Work to do: Format every line of the records below as a JSON list of strings, one string per line, leaving out any blank lines.

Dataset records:
....

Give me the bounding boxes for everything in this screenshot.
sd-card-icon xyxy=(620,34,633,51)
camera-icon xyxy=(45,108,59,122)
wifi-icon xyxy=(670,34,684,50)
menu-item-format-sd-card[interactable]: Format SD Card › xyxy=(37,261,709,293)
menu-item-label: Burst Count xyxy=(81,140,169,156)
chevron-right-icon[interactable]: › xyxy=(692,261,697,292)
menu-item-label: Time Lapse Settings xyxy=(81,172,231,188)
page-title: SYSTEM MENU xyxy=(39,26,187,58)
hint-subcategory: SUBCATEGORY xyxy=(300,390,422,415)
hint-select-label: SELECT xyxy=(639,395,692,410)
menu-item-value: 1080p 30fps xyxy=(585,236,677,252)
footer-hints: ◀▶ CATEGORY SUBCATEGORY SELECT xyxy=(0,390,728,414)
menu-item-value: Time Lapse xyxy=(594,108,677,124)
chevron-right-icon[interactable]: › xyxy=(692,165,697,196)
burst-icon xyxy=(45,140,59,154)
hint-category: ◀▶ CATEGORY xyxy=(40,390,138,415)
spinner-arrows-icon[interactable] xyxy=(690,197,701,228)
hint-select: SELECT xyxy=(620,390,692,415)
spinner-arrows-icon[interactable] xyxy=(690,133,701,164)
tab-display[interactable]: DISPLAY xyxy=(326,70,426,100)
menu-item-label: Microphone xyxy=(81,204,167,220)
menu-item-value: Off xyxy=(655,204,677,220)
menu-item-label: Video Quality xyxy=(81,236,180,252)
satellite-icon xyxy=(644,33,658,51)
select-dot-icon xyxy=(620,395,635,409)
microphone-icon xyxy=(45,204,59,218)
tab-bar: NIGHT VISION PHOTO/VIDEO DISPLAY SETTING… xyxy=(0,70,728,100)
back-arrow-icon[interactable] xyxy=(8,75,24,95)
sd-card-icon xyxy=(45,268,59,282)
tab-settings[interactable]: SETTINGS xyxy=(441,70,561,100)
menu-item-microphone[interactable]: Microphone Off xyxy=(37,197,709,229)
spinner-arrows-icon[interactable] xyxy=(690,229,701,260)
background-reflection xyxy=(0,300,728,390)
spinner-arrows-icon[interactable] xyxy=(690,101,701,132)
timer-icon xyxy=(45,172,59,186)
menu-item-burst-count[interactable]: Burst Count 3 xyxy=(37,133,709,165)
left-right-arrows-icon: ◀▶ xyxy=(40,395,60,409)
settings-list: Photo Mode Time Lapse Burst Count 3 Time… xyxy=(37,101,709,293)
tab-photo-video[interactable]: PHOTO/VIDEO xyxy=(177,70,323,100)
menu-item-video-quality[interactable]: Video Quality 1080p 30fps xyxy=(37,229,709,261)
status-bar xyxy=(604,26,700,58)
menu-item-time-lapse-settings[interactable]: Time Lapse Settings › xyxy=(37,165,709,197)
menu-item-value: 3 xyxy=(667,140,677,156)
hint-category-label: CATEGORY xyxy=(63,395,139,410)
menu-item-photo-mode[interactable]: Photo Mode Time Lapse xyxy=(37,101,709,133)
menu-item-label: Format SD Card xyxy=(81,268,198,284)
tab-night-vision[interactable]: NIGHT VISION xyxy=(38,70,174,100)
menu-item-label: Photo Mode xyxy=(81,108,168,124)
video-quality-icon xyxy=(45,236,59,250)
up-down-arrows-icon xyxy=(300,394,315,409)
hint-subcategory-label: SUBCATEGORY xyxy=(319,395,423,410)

....

Written answer:
[
  "Give me the bounding boxes for everything in this screenshot.",
  "sd-card-icon xyxy=(620,34,633,51)",
  "camera-icon xyxy=(45,108,59,122)",
  "wifi-icon xyxy=(670,34,684,50)",
  "menu-item-format-sd-card[interactable]: Format SD Card › xyxy=(37,261,709,293)",
  "menu-item-label: Burst Count xyxy=(81,140,169,156)",
  "chevron-right-icon[interactable]: › xyxy=(692,261,697,292)",
  "menu-item-label: Time Lapse Settings xyxy=(81,172,231,188)",
  "page-title: SYSTEM MENU xyxy=(39,26,187,58)",
  "hint-subcategory: SUBCATEGORY xyxy=(300,390,422,415)",
  "hint-select-label: SELECT xyxy=(639,395,692,410)",
  "menu-item-value: 1080p 30fps xyxy=(585,236,677,252)",
  "footer-hints: ◀▶ CATEGORY SUBCATEGORY SELECT xyxy=(0,390,728,414)",
  "menu-item-value: Time Lapse xyxy=(594,108,677,124)",
  "chevron-right-icon[interactable]: › xyxy=(692,165,697,196)",
  "burst-icon xyxy=(45,140,59,154)",
  "hint-category: ◀▶ CATEGORY xyxy=(40,390,138,415)",
  "spinner-arrows-icon[interactable] xyxy=(690,197,701,228)",
  "hint-select: SELECT xyxy=(620,390,692,415)",
  "spinner-arrows-icon[interactable] xyxy=(690,133,701,164)",
  "tab-display[interactable]: DISPLAY xyxy=(326,70,426,100)",
  "menu-item-label: Microphone xyxy=(81,204,167,220)",
  "menu-item-value: Off xyxy=(655,204,677,220)",
  "menu-item-label: Video Quality xyxy=(81,236,180,252)",
  "satellite-icon xyxy=(644,33,658,51)",
  "select-dot-icon xyxy=(620,395,635,409)",
  "microphone-icon xyxy=(45,204,59,218)",
  "tab-bar: NIGHT VISION PHOTO/VIDEO DISPLAY SETTING… xyxy=(0,70,728,100)",
  "back-arrow-icon[interactable] xyxy=(8,75,24,95)",
  "sd-card-icon xyxy=(45,268,59,282)",
  "tab-settings[interactable]: SETTINGS xyxy=(441,70,561,100)",
  "menu-item-microphone[interactable]: Microphone Off xyxy=(37,197,709,229)",
  "spinner-arrows-icon[interactable] xyxy=(690,229,701,260)",
  "background-reflection xyxy=(0,300,728,390)",
  "spinner-arrows-icon[interactable] xyxy=(690,101,701,132)",
  "timer-icon xyxy=(45,172,59,186)",
  "menu-item-burst-count[interactable]: Burst Count 3 xyxy=(37,133,709,165)",
  "left-right-arrows-icon: ◀▶ xyxy=(40,395,60,409)",
  "settings-list: Photo Mode Time Lapse Burst Count 3 Time… xyxy=(37,101,709,293)",
  "tab-photo-video[interactable]: PHOTO/VIDEO xyxy=(177,70,323,100)",
  "menu-item-video-quality[interactable]: Video Quality 1080p 30fps xyxy=(37,229,709,261)",
  "status-bar xyxy=(604,26,700,58)",
  "menu-item-time-lapse-settings[interactable]: Time Lapse Settings › xyxy=(37,165,709,197)",
  "menu-item-value: 3 xyxy=(667,140,677,156)",
  "hint-category-label: CATEGORY xyxy=(63,395,139,410)",
  "menu-item-photo-mode[interactable]: Photo Mode Time Lapse xyxy=(37,101,709,133)",
  "menu-item-label: Format SD Card xyxy=(81,268,198,284)",
  "tab-night-vision[interactable]: NIGHT VISION xyxy=(38,70,174,100)",
  "menu-item-label: Photo Mode xyxy=(81,108,168,124)",
  "video-quality-icon xyxy=(45,236,59,250)",
  "up-down-arrows-icon xyxy=(300,394,315,409)",
  "hint-subcategory-label: SUBCATEGORY xyxy=(319,395,423,410)"
]